>> BEGIN SUPPLIED TEXT
Channel your inner creative in these Delhi hot spots.
CNN  — 

Bookstores and bars, young galleries and fresh magazines, even a shiny new outpost at the airport – here are the public spaces in New Delhi, physical and figurative, that offer a hip, cool place to hang out.

1. CMYK bookstore: Print press prowess

Once you know CMYK is shorthand for cyan, magenta, yellow and key (black), the order in which colored inks are applied to a page at a printers, it’s easy to deduce that the printing process is championed at this little bookshop.

CMYK specializes in books on design, by designers.

Dark-wood paneled, track-lit, with drip-filtered coffee free to its patrons, CMYK attracts a clientele that can afford the glossy coffee-table offerings that range from $1.50-$500 (Rs 96-Rs 32,000).
>> END SUPPLIED TEXT
>> BEGIN ENTRIES SHOWN
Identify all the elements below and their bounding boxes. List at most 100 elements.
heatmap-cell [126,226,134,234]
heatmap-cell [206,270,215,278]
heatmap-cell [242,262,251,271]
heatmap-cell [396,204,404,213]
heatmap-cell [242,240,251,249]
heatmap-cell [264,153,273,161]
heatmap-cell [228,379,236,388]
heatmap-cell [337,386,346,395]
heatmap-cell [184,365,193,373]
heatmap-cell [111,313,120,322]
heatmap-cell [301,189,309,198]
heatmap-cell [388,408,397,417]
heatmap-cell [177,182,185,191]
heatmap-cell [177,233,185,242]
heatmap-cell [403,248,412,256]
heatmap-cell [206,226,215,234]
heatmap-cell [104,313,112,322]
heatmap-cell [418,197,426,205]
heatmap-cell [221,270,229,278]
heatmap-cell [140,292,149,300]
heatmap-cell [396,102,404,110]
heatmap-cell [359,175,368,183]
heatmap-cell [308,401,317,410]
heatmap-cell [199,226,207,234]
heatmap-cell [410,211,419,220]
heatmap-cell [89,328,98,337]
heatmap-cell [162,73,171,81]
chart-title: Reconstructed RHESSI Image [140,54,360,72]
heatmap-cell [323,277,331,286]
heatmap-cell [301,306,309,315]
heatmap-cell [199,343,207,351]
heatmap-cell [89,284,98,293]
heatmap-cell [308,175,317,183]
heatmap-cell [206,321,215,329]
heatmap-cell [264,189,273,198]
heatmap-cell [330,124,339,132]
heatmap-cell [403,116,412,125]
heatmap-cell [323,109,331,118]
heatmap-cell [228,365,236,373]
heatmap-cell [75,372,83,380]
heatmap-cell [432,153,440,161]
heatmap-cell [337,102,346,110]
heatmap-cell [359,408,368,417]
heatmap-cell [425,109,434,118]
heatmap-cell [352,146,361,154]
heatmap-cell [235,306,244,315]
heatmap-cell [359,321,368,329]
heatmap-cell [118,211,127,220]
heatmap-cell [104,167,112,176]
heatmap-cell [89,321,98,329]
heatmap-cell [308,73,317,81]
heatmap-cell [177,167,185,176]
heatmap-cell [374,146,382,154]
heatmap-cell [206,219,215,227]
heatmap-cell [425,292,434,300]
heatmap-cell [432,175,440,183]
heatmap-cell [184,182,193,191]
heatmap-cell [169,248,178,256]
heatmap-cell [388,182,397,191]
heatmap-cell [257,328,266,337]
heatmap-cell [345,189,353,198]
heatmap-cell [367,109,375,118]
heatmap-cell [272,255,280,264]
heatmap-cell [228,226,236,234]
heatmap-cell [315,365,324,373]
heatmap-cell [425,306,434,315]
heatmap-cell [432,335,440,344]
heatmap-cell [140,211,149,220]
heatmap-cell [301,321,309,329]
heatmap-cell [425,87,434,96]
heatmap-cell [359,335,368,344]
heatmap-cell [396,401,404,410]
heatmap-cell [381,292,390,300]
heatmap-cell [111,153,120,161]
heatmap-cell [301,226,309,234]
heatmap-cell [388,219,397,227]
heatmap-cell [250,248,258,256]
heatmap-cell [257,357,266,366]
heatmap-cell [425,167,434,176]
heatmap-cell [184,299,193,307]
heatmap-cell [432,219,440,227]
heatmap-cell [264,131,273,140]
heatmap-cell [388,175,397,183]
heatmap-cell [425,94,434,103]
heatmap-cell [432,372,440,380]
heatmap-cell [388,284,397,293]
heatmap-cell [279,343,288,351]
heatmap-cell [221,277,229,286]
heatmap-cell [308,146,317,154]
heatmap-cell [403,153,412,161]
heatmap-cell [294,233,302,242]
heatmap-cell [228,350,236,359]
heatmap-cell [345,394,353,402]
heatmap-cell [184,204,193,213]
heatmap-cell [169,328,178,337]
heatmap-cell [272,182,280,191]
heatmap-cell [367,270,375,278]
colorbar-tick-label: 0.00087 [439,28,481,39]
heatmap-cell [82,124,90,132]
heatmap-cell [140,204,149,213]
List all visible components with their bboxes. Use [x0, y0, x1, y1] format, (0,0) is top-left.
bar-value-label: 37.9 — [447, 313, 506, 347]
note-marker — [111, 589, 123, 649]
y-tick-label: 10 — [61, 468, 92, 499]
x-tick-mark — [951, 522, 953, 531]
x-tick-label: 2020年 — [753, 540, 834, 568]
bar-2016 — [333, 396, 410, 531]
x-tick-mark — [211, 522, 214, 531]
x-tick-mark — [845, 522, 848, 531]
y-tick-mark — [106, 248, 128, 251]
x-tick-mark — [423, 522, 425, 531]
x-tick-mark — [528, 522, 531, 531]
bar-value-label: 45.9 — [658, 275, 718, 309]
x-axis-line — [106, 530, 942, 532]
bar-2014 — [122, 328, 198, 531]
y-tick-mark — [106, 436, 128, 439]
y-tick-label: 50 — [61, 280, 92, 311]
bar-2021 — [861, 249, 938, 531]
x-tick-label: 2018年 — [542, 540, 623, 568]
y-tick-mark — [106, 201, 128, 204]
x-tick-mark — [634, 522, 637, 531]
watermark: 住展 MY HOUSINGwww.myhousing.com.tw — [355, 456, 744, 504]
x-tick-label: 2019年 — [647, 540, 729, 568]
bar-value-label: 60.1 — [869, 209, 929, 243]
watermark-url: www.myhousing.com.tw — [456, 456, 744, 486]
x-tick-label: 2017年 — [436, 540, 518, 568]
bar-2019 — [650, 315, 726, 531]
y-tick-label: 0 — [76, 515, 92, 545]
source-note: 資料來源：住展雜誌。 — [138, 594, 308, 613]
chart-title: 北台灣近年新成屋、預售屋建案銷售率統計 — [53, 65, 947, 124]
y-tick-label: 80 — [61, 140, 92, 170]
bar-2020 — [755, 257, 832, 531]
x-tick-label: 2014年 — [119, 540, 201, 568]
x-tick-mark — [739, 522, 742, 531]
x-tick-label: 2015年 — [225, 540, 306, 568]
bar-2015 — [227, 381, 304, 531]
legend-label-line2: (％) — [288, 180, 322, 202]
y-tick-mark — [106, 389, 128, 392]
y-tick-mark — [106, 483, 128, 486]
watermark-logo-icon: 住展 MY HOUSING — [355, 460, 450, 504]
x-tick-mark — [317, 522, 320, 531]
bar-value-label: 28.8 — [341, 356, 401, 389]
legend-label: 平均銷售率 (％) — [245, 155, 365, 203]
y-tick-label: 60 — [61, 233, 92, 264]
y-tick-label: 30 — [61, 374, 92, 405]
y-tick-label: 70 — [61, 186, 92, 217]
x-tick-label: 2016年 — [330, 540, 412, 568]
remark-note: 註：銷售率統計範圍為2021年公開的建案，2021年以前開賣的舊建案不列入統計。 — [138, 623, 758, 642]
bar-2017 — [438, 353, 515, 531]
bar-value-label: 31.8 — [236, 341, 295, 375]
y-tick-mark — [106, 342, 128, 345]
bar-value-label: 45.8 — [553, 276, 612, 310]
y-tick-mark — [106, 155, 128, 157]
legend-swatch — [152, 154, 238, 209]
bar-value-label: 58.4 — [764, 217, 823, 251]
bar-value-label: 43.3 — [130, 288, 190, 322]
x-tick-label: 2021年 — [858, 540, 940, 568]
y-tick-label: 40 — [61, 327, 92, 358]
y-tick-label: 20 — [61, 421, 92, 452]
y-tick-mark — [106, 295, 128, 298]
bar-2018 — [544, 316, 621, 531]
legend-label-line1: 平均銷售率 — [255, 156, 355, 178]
>> END ENTRIES SHOWN
EXERCISE SET:
A) Print the lines of the records verbatim, everything from the first line of the records down to the line containing "heatmap-cell [264,189,273,198]", with both of those lines included.
B) Proceed with the article on creative hot spots in New Delhi, picking up after its final sentence.

TASK-BY-TASK OUTPUTS:
A)
Identify all the elements below and their bounding boxes. List at most 100 elements.
heatmap-cell [126,226,134,234]
heatmap-cell [206,270,215,278]
heatmap-cell [242,262,251,271]
heatmap-cell [396,204,404,213]
heatmap-cell [242,240,251,249]
heatmap-cell [264,153,273,161]
heatmap-cell [228,379,236,388]
heatmap-cell [337,386,346,395]
heatmap-cell [184,365,193,373]
heatmap-cell [111,313,120,322]
heatmap-cell [301,189,309,198]
heatmap-cell [388,408,397,417]
heatmap-cell [177,182,185,191]
heatmap-cell [177,233,185,242]
heatmap-cell [403,248,412,256]
heatmap-cell [206,226,215,234]
heatmap-cell [104,313,112,322]
heatmap-cell [418,197,426,205]
heatmap-cell [221,270,229,278]
heatmap-cell [140,292,149,300]
heatmap-cell [396,102,404,110]
heatmap-cell [359,175,368,183]
heatmap-cell [308,401,317,410]
heatmap-cell [199,226,207,234]
heatmap-cell [410,211,419,220]
heatmap-cell [89,328,98,337]
heatmap-cell [162,73,171,81]
chart-title: Reconstructed RHESSI Image [140,54,360,72]
heatmap-cell [323,277,331,286]
heatmap-cell [301,306,309,315]
heatmap-cell [199,343,207,351]
heatmap-cell [89,284,98,293]
heatmap-cell [308,175,317,183]
heatmap-cell [206,321,215,329]
heatmap-cell [264,189,273,198]

B)
It’s the knickknacks though, the quick fixes for design junkies, that have been flying off the shelves – fillable vases you can collapse and store flat, credit-card-sized reading glasses that slide into a wallet, personalized stationery, Pantone-colored Seletti chairs, pocket art books – all the aesthetic accoutrements desperately needed in design-deprived New Delhi.

2. Paintball field: Lock ‘n’ Load

Paintball is ridiculously fun. Naysayers can whinge about the reinforcement of trigger-happy, aggressive behavioural patterns. Shoot ‘em. The desi obsession with bright and brilliant colors finds perfect expression in the paintball field at New Delhi’s Select Citywalk Mall in Saket.

Teams compete on a field with large yellow plastic pods as barriers, something like a playpen for grown-ups. Games can run for up to an hour, and the pricing depends entirely on the number of pellets you’re willing to pay for.

The rules of engagement are fairly obvious: hang on to the safety equipment, keep your aim level by staying sober, and don’t shoot the referee, ever. Surprisingly affordable, the full package of guns, goggles, gloves, de rigueur camouflage gear and a CO2 tank to pump pellets with, begins at under USD$6 (Rs 250).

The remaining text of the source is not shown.